## Start Exercise inputs
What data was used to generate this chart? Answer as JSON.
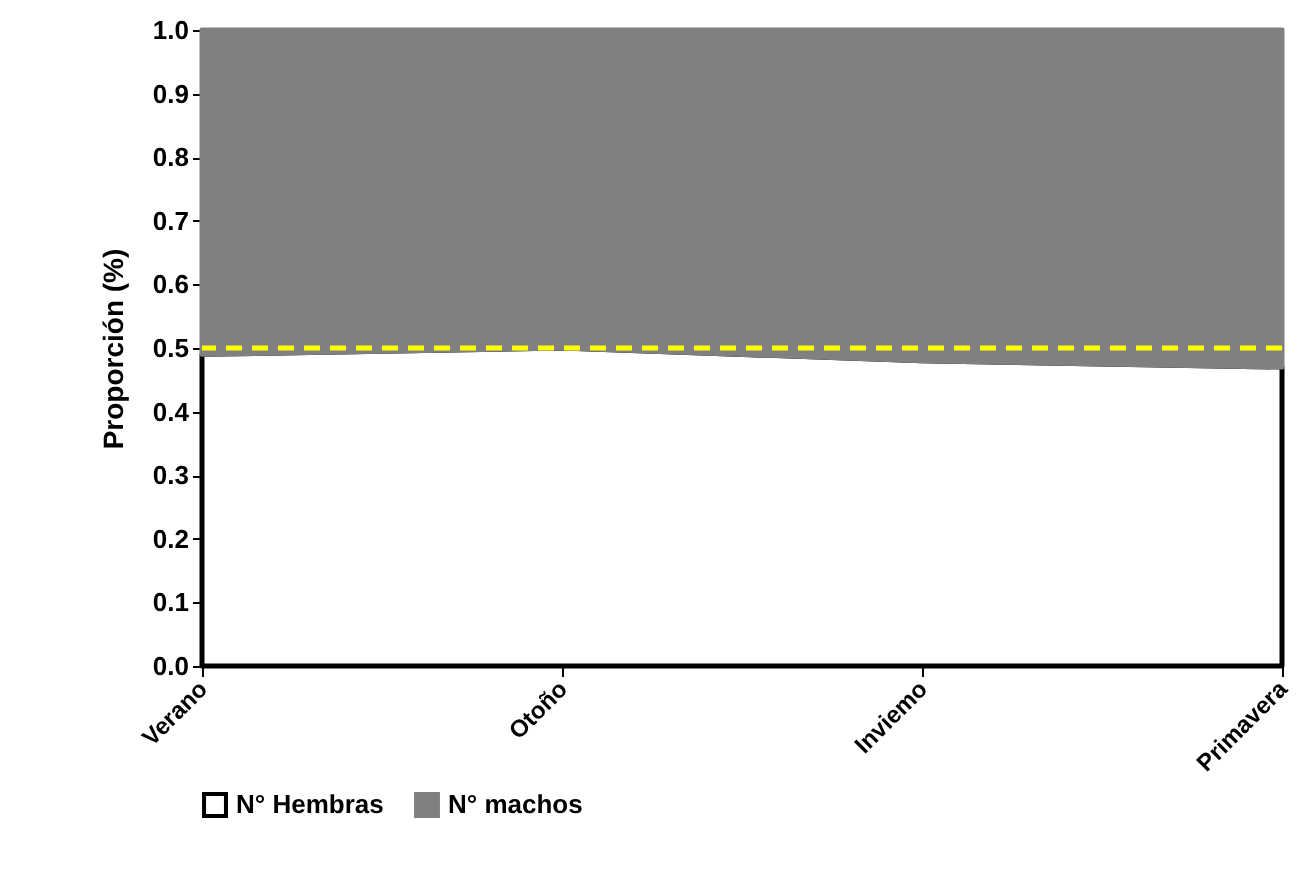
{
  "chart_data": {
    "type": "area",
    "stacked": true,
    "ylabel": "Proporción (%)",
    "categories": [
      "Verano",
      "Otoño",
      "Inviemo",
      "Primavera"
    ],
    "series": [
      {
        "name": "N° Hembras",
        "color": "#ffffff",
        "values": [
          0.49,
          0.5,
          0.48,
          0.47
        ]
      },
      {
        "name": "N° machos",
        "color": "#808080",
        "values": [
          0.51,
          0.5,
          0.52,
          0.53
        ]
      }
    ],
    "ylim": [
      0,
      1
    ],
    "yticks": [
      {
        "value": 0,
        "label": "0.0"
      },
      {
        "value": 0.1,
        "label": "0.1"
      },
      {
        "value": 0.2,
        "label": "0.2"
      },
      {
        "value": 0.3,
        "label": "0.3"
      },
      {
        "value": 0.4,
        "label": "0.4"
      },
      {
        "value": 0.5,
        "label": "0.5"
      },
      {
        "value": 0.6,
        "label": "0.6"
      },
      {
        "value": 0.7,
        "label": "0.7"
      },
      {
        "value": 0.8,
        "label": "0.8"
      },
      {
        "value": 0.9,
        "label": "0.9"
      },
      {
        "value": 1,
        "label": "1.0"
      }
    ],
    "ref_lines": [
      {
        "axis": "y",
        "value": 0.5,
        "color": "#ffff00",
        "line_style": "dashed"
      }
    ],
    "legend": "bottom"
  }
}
## End Exercise inputs
## Start Exercise inputs
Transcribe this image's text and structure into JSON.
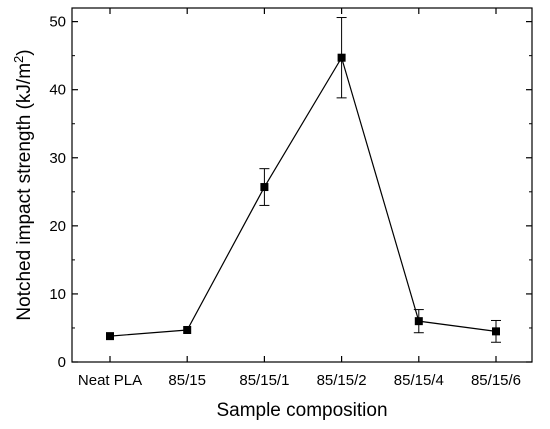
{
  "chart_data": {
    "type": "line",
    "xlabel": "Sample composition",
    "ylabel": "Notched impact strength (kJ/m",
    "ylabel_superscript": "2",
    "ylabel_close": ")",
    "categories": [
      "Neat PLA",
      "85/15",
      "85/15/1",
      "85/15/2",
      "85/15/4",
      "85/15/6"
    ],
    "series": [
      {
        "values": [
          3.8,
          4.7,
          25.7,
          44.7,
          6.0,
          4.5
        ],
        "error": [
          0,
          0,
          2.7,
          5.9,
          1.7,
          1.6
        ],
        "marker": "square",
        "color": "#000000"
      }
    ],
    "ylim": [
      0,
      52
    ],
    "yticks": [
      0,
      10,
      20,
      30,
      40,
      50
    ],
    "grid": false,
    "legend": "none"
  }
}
## End Exercise inputs
# [Exercise]
Sift the material for lines with the string "color". Copy each one found.

# [Solution to the exercise]
        "color": "#ffffff",
        "color": "#808080",
        "color": "#ffff00",
        "color": "#000000"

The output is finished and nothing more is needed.